**EXERCISE GOAL:**
Restate each of the lines below word for word and drop every picture.
Start ROWS
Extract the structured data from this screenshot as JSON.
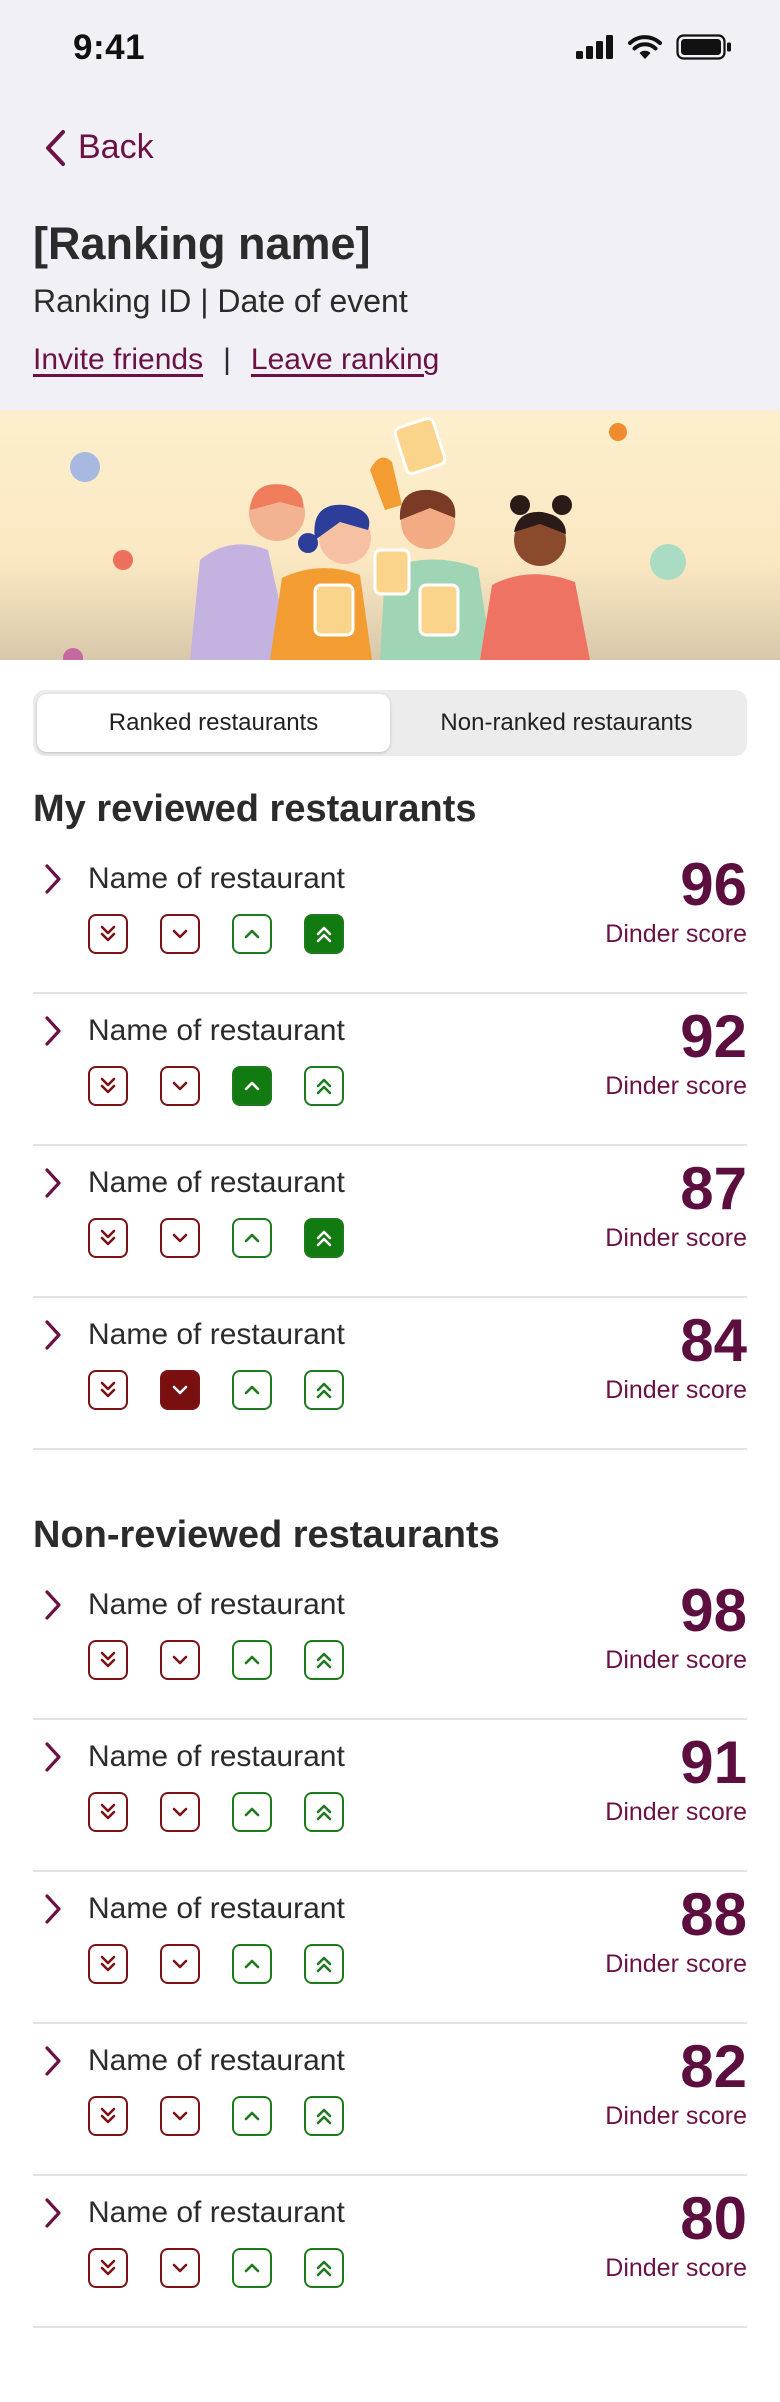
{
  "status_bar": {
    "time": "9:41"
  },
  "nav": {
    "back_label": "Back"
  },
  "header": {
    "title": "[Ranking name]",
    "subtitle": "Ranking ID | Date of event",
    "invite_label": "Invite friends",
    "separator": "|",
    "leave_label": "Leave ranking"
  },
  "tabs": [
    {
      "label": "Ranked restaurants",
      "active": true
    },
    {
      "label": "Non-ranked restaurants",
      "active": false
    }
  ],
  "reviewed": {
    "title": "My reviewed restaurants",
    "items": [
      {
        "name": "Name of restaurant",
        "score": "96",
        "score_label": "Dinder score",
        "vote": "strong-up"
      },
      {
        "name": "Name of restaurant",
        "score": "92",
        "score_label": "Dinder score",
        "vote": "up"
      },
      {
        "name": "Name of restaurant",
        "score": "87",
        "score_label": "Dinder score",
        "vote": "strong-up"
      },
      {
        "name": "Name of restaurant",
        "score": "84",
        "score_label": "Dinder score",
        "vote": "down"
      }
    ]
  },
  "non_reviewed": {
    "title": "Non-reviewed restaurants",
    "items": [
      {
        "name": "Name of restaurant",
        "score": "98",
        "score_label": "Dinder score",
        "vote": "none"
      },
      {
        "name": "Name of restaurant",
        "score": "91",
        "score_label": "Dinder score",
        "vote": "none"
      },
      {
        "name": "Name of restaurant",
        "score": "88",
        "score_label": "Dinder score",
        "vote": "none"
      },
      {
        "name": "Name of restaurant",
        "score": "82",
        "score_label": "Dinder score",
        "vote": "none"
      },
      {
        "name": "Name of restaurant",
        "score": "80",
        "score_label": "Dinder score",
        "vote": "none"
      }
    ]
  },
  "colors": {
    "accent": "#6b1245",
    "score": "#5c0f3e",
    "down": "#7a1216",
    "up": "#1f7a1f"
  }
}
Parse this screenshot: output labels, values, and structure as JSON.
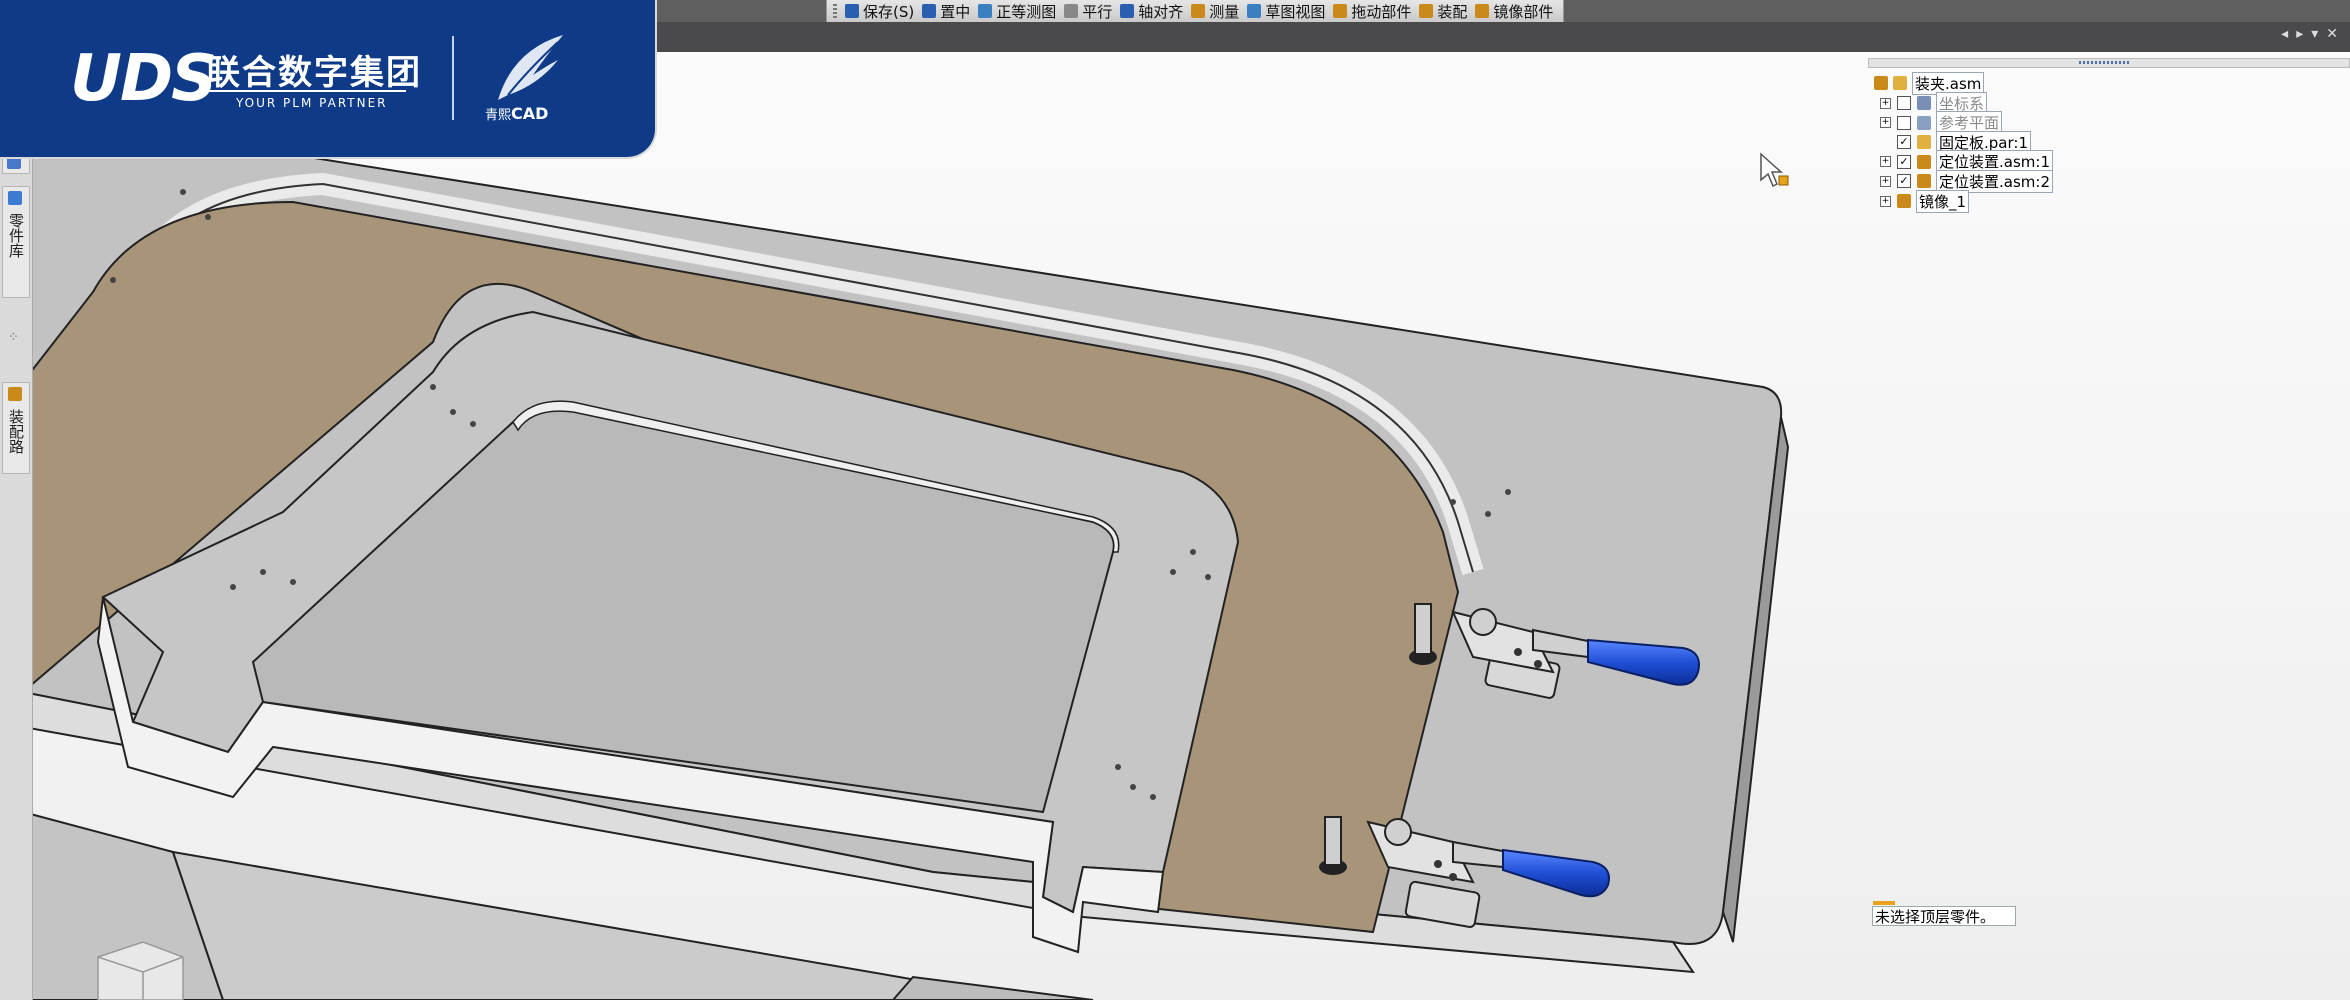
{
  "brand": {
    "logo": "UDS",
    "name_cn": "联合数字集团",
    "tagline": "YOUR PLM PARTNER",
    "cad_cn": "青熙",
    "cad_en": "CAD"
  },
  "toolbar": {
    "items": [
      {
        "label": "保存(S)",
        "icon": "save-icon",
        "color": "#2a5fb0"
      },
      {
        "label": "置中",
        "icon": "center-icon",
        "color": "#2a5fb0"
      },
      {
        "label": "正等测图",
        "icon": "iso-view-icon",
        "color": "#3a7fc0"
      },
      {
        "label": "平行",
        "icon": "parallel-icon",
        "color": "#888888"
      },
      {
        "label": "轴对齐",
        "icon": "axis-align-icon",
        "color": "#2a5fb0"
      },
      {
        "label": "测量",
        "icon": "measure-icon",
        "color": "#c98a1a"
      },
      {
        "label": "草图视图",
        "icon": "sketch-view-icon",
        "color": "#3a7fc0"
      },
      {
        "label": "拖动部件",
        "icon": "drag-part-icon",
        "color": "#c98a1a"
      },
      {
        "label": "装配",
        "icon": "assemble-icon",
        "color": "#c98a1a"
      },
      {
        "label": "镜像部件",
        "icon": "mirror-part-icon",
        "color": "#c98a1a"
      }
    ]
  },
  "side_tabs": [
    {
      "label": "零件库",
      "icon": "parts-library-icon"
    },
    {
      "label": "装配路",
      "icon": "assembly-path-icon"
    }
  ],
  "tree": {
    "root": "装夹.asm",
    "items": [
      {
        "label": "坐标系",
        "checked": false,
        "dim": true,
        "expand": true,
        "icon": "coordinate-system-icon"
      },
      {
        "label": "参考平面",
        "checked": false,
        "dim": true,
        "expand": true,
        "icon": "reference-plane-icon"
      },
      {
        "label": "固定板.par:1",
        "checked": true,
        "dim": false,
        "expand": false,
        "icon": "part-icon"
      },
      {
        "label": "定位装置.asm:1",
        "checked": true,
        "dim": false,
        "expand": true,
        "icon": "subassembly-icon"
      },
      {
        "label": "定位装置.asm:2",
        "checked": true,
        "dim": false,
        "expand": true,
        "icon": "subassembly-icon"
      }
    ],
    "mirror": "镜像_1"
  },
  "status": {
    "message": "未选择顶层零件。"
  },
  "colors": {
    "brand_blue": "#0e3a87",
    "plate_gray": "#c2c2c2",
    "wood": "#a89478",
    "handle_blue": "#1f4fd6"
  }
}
End ROWS
**SOLUTION TO THE EXERCISE:**
Extract the structured data from this screenshot as JSON.
{
  "status_bar": {
    "time": "9:41"
  },
  "nav": {
    "back_label": "Back"
  },
  "header": {
    "title": "[Ranking name]",
    "subtitle": "Ranking ID | Date of event",
    "invite_label": "Invite friends",
    "separator": "|",
    "leave_label": "Leave ranking"
  },
  "tabs": [
    {
      "label": "Ranked restaurants",
      "active": true
    },
    {
      "label": "Non-ranked restaurants",
      "active": false
    }
  ],
  "reviewed": {
    "title": "My reviewed restaurants",
    "items": [
      {
        "name": "Name of restaurant",
        "score": "96",
        "score_label": "Dinder score",
        "vote": "strong-up"
      },
      {
        "name": "Name of restaurant",
        "score": "92",
        "score_label": "Dinder score",
        "vote": "up"
      },
      {
        "name": "Name of restaurant",
        "score": "87",
        "score_label": "Dinder score",
        "vote": "strong-up"
      },
      {
        "name": "Name of restaurant",
        "score": "84",
        "score_label": "Dinder score",
        "vote": "down"
      }
    ]
  },
  "non_reviewed": {
    "title": "Non-reviewed restaurants",
    "items": [
      {
        "name": "Name of restaurant",
        "score": "98",
        "score_label": "Dinder score",
        "vote": "none"
      },
      {
        "name": "Name of restaurant",
        "score": "91",
        "score_label": "Dinder score",
        "vote": "none"
      },
      {
        "name": "Name of restaurant",
        "score": "88",
        "score_label": "Dinder score",
        "vote": "none"
      },
      {
        "name": "Name of restaurant",
        "score": "82",
        "score_label": "Dinder score",
        "vote": "none"
      },
      {
        "name": "Name of restaurant",
        "score": "80",
        "score_label": "Dinder score",
        "vote": "none"
      }
    ]
  },
  "colors": {
    "accent": "#6b1245",
    "score": "#5c0f3e",
    "down": "#7a1216",
    "up": "#1f7a1f"
  }
}
Parse this screenshot: output labels, values, and structure as JSON.
{
  "brand": {
    "logo": "UDS",
    "name_cn": "联合数字集团",
    "tagline": "YOUR PLM PARTNER",
    "cad_cn": "青熙",
    "cad_en": "CAD"
  },
  "toolbar": {
    "items": [
      {
        "label": "保存(S)",
        "icon": "save-icon",
        "color": "#2a5fb0"
      },
      {
        "label": "置中",
        "icon": "center-icon",
        "color": "#2a5fb0"
      },
      {
        "label": "正等测图",
        "icon": "iso-view-icon",
        "color": "#3a7fc0"
      },
      {
        "label": "平行",
        "icon": "parallel-icon",
        "color": "#888888"
      },
      {
        "label": "轴对齐",
        "icon": "axis-align-icon",
        "color": "#2a5fb0"
      },
      {
        "label": "测量",
        "icon": "measure-icon",
        "color": "#c98a1a"
      },
      {
        "label": "草图视图",
        "icon": "sketch-view-icon",
        "color": "#3a7fc0"
      },
      {
        "label": "拖动部件",
        "icon": "drag-part-icon",
        "color": "#c98a1a"
      },
      {
        "label": "装配",
        "icon": "assemble-icon",
        "color": "#c98a1a"
      },
      {
        "label": "镜像部件",
        "icon": "mirror-part-icon",
        "color": "#c98a1a"
      }
    ]
  },
  "side_tabs": [
    {
      "label": "零件库",
      "icon": "parts-library-icon"
    },
    {
      "label": "装配路",
      "icon": "assembly-path-icon"
    }
  ],
  "tree": {
    "root": "装夹.asm",
    "items": [
      {
        "label": "坐标系",
        "checked": false,
        "dim": true,
        "expand": true,
        "icon": "coordinate-system-icon"
      },
      {
        "label": "参考平面",
        "checked": false,
        "dim": true,
        "expand": true,
        "icon": "reference-plane-icon"
      },
      {
        "label": "固定板.par:1",
        "checked": true,
        "dim": false,
        "expand": false,
        "icon": "part-icon"
      },
      {
        "label": "定位装置.asm:1",
        "checked": true,
        "dim": false,
        "expand": true,
        "icon": "subassembly-icon"
      },
      {
        "label": "定位装置.asm:2",
        "checked": true,
        "dim": false,
        "expand": true,
        "icon": "subassembly-icon"
      }
    ],
    "mirror": "镜像_1"
  },
  "status": {
    "message": "未选择顶层零件。"
  },
  "colors": {
    "brand_blue": "#0e3a87",
    "plate_gray": "#c2c2c2",
    "wood": "#a89478",
    "handle_blue": "#1f4fd6"
  }
}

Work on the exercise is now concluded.